▸ **What the task asks**: Go through the material below and copy all lines with "settings".

— Start Data shown —

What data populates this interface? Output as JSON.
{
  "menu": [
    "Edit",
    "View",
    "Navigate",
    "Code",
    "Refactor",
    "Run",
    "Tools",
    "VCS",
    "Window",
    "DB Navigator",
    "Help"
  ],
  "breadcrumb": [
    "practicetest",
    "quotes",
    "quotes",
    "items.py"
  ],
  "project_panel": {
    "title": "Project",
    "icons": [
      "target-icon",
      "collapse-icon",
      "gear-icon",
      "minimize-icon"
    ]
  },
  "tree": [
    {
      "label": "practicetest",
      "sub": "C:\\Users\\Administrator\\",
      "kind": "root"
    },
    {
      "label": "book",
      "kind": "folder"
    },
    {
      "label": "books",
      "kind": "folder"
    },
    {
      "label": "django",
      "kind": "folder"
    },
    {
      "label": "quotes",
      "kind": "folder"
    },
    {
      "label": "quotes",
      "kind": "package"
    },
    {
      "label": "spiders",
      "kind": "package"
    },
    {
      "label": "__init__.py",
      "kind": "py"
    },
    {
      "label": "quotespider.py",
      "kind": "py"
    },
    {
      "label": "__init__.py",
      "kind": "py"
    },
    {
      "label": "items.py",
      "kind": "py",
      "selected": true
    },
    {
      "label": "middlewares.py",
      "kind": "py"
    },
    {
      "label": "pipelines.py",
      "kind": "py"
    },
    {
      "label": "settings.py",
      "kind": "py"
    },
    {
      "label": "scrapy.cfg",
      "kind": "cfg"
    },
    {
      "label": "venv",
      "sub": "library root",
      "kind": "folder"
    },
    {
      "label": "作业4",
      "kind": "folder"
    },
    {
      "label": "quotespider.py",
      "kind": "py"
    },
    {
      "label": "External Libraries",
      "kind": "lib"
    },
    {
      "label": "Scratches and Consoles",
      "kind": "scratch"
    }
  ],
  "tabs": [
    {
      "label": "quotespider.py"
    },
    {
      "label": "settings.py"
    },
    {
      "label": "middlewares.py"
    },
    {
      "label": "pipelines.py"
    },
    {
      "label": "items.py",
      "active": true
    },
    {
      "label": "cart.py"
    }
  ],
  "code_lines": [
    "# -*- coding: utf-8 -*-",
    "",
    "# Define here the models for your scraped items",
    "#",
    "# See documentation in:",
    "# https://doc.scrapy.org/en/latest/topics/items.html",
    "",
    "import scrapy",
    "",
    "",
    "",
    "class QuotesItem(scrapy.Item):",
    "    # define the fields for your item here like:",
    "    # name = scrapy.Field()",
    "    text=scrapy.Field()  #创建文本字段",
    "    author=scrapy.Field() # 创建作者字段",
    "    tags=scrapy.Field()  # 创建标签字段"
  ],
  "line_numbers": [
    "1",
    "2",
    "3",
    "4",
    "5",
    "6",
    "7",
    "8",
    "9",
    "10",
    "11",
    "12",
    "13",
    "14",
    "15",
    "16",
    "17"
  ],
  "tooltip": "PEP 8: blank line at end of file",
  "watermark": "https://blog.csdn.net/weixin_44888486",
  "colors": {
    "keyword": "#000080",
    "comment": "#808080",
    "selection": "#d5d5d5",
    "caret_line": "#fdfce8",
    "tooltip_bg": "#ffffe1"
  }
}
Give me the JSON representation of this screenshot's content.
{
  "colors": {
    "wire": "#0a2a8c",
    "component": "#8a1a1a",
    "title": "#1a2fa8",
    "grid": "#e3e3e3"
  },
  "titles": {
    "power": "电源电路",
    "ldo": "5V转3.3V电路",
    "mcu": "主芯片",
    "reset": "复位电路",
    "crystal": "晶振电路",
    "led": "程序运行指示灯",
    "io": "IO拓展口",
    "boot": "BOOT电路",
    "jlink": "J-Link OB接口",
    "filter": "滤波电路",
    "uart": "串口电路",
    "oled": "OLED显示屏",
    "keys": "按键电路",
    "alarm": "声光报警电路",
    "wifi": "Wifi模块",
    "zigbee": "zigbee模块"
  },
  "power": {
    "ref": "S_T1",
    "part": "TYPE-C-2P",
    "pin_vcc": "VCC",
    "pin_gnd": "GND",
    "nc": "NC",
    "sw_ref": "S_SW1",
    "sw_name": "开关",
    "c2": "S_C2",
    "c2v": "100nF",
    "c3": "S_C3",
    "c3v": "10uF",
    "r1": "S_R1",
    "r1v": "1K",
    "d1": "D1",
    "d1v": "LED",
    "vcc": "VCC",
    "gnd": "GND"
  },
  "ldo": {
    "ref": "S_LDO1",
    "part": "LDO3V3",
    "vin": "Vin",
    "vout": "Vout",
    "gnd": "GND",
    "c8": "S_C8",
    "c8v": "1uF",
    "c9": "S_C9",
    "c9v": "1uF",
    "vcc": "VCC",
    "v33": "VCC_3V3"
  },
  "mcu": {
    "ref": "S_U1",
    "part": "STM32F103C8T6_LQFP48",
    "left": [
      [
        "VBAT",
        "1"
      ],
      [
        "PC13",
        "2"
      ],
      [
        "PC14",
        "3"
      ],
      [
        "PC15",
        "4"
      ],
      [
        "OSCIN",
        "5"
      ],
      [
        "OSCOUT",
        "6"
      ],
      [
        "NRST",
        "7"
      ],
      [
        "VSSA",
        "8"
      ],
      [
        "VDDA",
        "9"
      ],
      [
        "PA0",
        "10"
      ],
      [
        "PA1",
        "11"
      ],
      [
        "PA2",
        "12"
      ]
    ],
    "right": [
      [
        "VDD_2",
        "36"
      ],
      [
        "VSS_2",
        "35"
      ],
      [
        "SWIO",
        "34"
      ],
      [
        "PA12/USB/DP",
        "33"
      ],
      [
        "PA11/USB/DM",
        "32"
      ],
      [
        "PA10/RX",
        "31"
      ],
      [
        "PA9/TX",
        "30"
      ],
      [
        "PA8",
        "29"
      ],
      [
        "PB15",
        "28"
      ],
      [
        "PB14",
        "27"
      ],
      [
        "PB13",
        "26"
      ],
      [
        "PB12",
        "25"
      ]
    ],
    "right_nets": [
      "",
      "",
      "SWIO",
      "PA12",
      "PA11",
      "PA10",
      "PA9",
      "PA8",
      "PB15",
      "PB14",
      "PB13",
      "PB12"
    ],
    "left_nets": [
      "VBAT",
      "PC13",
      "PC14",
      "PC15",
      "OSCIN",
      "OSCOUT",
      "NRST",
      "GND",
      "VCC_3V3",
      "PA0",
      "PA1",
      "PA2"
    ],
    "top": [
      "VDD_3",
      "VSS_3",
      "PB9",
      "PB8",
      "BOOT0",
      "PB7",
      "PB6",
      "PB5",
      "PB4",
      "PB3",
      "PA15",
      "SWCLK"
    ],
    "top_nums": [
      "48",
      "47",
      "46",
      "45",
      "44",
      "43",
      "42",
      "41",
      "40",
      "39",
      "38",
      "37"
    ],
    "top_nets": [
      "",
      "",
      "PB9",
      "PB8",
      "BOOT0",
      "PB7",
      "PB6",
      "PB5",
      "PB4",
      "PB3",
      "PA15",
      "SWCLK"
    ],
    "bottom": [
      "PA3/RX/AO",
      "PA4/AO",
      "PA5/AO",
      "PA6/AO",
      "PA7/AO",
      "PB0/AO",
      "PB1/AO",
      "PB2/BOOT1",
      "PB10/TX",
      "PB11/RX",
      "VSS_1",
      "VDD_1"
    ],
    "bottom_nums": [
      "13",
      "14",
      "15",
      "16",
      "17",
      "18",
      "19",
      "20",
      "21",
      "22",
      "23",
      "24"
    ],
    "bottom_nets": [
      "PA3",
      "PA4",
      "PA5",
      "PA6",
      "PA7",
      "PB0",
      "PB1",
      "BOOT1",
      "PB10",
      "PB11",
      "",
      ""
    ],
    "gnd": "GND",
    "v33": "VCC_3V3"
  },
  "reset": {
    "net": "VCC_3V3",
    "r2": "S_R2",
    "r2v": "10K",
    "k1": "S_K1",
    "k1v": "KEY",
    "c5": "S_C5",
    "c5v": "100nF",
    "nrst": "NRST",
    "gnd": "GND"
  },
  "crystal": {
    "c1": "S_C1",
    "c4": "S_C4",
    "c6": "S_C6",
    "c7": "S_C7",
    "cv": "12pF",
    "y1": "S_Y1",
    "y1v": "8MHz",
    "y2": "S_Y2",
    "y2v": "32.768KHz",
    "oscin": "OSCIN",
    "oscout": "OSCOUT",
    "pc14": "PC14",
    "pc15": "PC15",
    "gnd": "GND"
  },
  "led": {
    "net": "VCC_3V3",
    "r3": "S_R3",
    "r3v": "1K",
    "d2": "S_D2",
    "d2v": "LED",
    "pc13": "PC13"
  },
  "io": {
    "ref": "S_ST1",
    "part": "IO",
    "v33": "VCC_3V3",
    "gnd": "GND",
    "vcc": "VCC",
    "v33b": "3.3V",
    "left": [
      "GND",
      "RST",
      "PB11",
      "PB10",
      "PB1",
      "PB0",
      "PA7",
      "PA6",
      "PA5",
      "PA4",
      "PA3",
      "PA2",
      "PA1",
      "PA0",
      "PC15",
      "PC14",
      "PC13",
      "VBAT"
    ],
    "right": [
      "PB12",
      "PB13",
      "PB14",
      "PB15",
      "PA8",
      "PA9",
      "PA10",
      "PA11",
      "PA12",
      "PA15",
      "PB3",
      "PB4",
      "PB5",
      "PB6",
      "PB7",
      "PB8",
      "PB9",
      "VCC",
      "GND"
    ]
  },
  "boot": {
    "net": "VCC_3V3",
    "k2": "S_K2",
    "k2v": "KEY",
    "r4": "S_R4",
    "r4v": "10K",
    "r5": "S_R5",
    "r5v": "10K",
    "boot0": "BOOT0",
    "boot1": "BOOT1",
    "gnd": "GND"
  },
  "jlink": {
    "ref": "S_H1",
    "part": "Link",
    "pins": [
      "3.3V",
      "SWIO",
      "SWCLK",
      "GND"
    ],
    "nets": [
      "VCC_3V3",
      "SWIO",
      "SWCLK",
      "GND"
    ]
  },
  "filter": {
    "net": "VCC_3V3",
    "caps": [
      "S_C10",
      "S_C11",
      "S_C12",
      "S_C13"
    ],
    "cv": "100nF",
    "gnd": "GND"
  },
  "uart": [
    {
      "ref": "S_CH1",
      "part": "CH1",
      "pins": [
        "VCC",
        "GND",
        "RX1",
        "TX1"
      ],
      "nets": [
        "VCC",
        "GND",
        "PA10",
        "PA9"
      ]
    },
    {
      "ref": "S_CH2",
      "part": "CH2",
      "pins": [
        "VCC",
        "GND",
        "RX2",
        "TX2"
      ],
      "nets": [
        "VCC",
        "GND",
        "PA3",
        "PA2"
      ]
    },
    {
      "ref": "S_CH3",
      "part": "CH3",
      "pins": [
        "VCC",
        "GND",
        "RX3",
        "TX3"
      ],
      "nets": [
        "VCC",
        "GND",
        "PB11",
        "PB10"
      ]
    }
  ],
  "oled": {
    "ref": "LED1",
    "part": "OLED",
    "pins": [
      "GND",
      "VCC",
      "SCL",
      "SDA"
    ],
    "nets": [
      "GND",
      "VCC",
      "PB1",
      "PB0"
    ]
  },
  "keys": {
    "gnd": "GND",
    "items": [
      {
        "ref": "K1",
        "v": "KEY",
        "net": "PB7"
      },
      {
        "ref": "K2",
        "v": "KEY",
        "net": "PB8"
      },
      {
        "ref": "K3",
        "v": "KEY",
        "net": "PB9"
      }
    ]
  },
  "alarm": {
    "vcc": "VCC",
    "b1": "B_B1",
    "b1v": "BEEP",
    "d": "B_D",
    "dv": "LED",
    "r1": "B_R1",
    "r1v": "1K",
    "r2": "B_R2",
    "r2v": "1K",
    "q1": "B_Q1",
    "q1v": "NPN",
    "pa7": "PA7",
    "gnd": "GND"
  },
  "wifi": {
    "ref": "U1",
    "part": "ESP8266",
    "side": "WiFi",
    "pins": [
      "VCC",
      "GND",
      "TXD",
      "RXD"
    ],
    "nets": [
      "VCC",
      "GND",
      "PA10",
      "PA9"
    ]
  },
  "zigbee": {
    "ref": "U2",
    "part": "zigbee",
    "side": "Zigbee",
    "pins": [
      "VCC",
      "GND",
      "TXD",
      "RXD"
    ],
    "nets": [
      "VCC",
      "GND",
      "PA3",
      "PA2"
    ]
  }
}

— End Data shown —

▸ **The result**:
      "label": "settings.py",
      "label": "settings.py"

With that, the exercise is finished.